**Task details**
Write every record out again exactly as given.
---------- Supplied data
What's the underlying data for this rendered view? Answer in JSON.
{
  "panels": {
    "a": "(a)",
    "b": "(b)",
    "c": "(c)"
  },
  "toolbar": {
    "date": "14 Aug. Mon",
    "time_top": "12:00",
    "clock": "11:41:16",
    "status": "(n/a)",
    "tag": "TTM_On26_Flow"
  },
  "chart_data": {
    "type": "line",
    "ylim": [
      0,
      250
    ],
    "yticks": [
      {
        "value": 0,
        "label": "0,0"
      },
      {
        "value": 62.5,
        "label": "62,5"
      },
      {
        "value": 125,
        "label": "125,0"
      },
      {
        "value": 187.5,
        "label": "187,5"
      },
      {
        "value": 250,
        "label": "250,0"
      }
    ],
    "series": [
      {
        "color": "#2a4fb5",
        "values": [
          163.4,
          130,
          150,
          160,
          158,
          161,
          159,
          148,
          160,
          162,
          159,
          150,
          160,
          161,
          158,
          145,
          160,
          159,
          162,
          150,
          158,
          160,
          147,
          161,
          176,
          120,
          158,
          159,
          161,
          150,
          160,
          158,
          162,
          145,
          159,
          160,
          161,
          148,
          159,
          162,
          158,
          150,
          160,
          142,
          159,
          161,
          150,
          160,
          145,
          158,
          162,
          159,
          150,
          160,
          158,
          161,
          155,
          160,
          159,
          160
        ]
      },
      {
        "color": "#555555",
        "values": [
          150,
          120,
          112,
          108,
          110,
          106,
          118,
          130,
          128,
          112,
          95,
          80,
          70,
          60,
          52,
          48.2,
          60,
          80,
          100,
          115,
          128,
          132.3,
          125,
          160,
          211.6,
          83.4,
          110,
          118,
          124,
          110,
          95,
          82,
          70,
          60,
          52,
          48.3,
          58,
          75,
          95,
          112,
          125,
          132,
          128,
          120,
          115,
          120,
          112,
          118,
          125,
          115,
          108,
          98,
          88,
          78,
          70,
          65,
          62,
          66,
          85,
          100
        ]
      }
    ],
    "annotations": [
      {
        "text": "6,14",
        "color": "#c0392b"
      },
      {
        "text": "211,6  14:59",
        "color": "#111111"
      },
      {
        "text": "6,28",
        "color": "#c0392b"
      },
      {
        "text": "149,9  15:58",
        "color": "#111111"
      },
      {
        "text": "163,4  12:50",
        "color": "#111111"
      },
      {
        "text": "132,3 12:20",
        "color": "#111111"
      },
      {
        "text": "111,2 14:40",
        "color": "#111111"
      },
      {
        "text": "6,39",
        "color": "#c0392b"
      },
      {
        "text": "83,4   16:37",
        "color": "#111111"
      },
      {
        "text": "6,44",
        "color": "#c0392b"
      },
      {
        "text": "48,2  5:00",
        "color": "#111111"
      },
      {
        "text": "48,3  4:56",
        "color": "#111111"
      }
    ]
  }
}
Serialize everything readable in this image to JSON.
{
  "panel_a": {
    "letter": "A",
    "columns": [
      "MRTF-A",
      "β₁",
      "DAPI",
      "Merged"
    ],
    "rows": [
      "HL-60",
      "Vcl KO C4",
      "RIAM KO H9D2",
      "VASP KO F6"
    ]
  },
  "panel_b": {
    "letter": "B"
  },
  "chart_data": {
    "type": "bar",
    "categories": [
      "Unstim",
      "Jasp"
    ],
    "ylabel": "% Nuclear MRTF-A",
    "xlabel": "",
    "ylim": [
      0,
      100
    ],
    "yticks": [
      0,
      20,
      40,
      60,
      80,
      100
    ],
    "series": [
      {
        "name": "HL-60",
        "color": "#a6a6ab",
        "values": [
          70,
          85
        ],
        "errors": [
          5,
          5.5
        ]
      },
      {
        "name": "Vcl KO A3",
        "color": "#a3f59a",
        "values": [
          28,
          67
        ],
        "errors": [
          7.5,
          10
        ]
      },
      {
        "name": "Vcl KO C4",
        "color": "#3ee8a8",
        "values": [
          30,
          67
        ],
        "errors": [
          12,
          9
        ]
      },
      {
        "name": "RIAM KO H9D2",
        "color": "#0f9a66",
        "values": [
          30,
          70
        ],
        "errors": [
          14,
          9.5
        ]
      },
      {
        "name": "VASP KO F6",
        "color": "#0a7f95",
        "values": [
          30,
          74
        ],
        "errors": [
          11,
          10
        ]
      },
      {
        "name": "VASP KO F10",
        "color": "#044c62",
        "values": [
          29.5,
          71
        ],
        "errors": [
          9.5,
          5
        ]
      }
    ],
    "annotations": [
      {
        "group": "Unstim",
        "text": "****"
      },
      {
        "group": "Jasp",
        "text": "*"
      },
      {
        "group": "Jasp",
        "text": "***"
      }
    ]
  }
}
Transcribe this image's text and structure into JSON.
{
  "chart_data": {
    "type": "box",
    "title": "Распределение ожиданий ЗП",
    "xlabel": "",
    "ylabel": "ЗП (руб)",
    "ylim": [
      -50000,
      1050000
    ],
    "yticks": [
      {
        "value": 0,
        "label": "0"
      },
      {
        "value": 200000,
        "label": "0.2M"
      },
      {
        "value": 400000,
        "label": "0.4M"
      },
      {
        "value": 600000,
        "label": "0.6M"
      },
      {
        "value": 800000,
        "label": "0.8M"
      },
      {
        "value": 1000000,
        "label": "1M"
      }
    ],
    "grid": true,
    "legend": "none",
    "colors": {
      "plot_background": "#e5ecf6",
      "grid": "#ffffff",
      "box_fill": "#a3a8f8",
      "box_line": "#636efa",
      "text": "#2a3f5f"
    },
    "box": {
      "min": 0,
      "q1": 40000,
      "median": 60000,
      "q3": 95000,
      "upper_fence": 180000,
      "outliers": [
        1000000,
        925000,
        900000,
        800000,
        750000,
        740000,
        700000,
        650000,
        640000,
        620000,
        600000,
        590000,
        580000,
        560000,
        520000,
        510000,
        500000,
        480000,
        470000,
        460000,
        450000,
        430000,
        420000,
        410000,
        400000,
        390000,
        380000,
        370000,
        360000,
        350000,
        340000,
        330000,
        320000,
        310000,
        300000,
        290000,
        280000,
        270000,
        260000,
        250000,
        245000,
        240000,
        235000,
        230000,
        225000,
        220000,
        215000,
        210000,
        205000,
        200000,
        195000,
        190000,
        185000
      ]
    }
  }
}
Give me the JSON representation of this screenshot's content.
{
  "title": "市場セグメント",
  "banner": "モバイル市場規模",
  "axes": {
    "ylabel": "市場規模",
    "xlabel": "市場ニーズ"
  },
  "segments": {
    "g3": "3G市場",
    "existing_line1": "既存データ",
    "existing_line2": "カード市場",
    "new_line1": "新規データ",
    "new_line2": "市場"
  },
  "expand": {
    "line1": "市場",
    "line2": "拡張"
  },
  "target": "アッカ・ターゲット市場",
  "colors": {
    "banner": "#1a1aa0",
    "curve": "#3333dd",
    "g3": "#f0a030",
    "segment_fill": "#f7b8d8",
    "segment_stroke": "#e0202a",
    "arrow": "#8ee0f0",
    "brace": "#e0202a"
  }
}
--------------------
**The result**
What's the underlying data for this rendered view? Answer in JSON.
{
  "panels": {
    "a": "(a)",
    "b": "(b)",
    "c": "(c)"
  },
  "toolbar": {
    "date": "14 Aug. Mon",
    "time_top": "12:00",
    "clock": "11:41:16",
    "status": "(n/a)",
    "tag": "TTM_On26_Flow"
  },
  "chart_data": {
    "type": "line",
    "ylim": [
      0,
      250
    ],
    "yticks": [
      {
        "value": 0,
        "label": "0,0"
      },
      {
        "value": 62.5,
        "label": "62,5"
      },
      {
        "value": 125,
        "label": "125,0"
      },
      {
        "value": 187.5,
        "label": "187,5"
      },
      {
        "value": 250,
        "label": "250,0"
      }
    ],
    "series": [
      {
        "color": "#2a4fb5",
        "values": [
          163.4,
          130,
          150,
          160,
          158,
          161,
          159,
          148,
          160,
          162,
          159,
          150,
          160,
          161,
          158,
          145,
          160,
          159,
          162,
          150,
          158,
          160,
          147,
          161,
          176,
          120,
          158,
          159,
          161,
          150,
          160,
          158,
          162,
          145,
          159,
          160,
          161,
          148,
          159,
          162,
          158,
          150,
          160,
          142,
          159,
          161,
          150,
          160,
          145,
          158,
          162,
          159,
          150,
          160,
          158,
          161,
          155,
          160,
          159,
          160
        ]
      },
      {
        "color": "#555555",
        "values": [
          150,
          120,
          112,
          108,
          110,
          106,
          118,
          130,
          128,
          112,
          95,
          80,
          70,
          60,
          52,
          48.2,
          60,
          80,
          100,
          115,
          128,
          132.3,
          125,
          160,
          211.6,
          83.4,
          110,
          118,
          124,
          110,
          95,
          82,
          70,
          60,
          52,
          48.3,
          58,
          75,
          95,
          112,
          125,
          132,
          128,
          120,
          115,
          120,
          112,
          118,
          125,
          115,
          108,
          98,
          88,
          78,
          70,
          65,
          62,
          66,
          85,
          100
        ]
      }
    ],
    "annotations": [
      {
        "text": "6,14",
        "color": "#c0392b"
      },
      {
        "text": "211,6  14:59",
        "color": "#111111"
      },
      {
        "text": "6,28",
        "color": "#c0392b"
      },
      {
        "text": "149,9  15:58",
        "color": "#111111"
      },
      {
        "text": "163,4  12:50",
        "color": "#111111"
      },
      {
        "text": "132,3 12:20",
        "color": "#111111"
      },
      {
        "text": "111,2 14:40",
        "color": "#111111"
      },
      {
        "text": "6,39",
        "color": "#c0392b"
      },
      {
        "text": "83,4   16:37",
        "color": "#111111"
      },
      {
        "text": "6,44",
        "color": "#c0392b"
      },
      {
        "text": "48,2  5:00",
        "color": "#111111"
      },
      {
        "text": "48,3  4:56",
        "color": "#111111"
      }
    ]
  }
}
Serialize everything readable in this image to JSON.
{
  "panel_a": {
    "letter": "A",
    "columns": [
      "MRTF-A",
      "β₁",
      "DAPI",
      "Merged"
    ],
    "rows": [
      "HL-60",
      "Vcl KO C4",
      "RIAM KO H9D2",
      "VASP KO F6"
    ]
  },
  "panel_b": {
    "letter": "B"
  },
  "chart_data": {
    "type": "bar",
    "categories": [
      "Unstim",
      "Jasp"
    ],
    "ylabel": "% Nuclear MRTF-A",
    "xlabel": "",
    "ylim": [
      0,
      100
    ],
    "yticks": [
      0,
      20,
      40,
      60,
      80,
      100
    ],
    "series": [
      {
        "name": "HL-60",
        "color": "#a6a6ab",
        "values": [
          70,
          85
        ],
        "errors": [
          5,
          5.5
        ]
      },
      {
        "name": "Vcl KO A3",
        "color": "#a3f59a",
        "values": [
          28,
          67
        ],
        "errors": [
          7.5,
          10
        ]
      },
      {
        "name": "Vcl KO C4",
        "color": "#3ee8a8",
        "values": [
          30,
          67
        ],
        "errors": [
          12,
          9
        ]
      },
      {
        "name": "RIAM KO H9D2",
        "color": "#0f9a66",
        "values": [
          30,
          70
        ],
        "errors": [
          14,
          9.5
        ]
      },
      {
        "name": "VASP KO F6",
        "color": "#0a7f95",
        "values": [
          30,
          74
        ],
        "errors": [
          11,
          10
        ]
      },
      {
        "name": "VASP KO F10",
        "color": "#044c62",
        "values": [
          29.5,
          71
        ],
        "errors": [
          9.5,
          5
        ]
      }
    ],
    "annotations": [
      {
        "group": "Unstim",
        "text": "****"
      },
      {
        "group": "Jasp",
        "text": "*"
      },
      {
        "group": "Jasp",
        "text": "***"
      }
    ]
  }
}
Transcribe this image's text and structure into JSON.
{
  "chart_data": {
    "type": "box",
    "title": "Распределение ожиданий ЗП",
    "xlabel": "",
    "ylabel": "ЗП (руб)",
    "ylim": [
      -50000,
      1050000
    ],
    "yticks": [
      {
        "value": 0,
        "label": "0"
      },
      {
        "value": 200000,
        "label": "0.2M"
      },
      {
        "value": 400000,
        "label": "0.4M"
      },
      {
        "value": 600000,
        "label": "0.6M"
      },
      {
        "value": 800000,
        "label": "0.8M"
      },
      {
        "value": 1000000,
        "label": "1M"
      }
    ],
    "grid": true,
    "legend": "none",
    "colors": {
      "plot_background": "#e5ecf6",
      "grid": "#ffffff",
      "box_fill": "#a3a8f8",
      "box_line": "#636efa",
      "text": "#2a3f5f"
    },
    "box": {
      "min": 0,
      "q1": 40000,
      "median": 60000,
      "q3": 95000,
      "upper_fence": 180000,
      "outliers": [
        1000000,
        925000,
        900000,
        800000,
        750000,
        740000,
        700000,
        650000,
        640000,
        620000,
        600000,
        590000,
        580000,
        560000,
        520000,
        510000,
        500000,
        480000,
        470000,
        460000,
        450000,
        430000,
        420000,
        410000,
        400000,
        390000,
        380000,
        370000,
        360000,
        350000,
        340000,
        330000,
        320000,
        310000,
        300000,
        290000,
        280000,
        270000,
        260000,
        250000,
        245000,
        240000,
        235000,
        230000,
        225000,
        220000,
        215000,
        210000,
        205000,
        200000,
        195000,
        190000,
        185000
      ]
    }
  }
}
Give me the JSON representation of this screenshot's content.
{
  "title": "市場セグメント",
  "banner": "モバイル市場規模",
  "axes": {
    "ylabel": "市場規模",
    "xlabel": "市場ニーズ"
  },
  "segments": {
    "g3": "3G市場",
    "existing_line1": "既存データ",
    "existing_line2": "カード市場",
    "new_line1": "新規データ",
    "new_line2": "市場"
  },
  "expand": {
    "line1": "市場",
    "line2": "拡張"
  },
  "target": "アッカ・ターゲット市場",
  "colors": {
    "banner": "#1a1aa0",
    "curve": "#3333dd",
    "g3": "#f0a030",
    "segment_fill": "#f7b8d8",
    "segment_stroke": "#e0202a",
    "arrow": "#8ee0f0",
    "brace": "#e0202a"
  }
}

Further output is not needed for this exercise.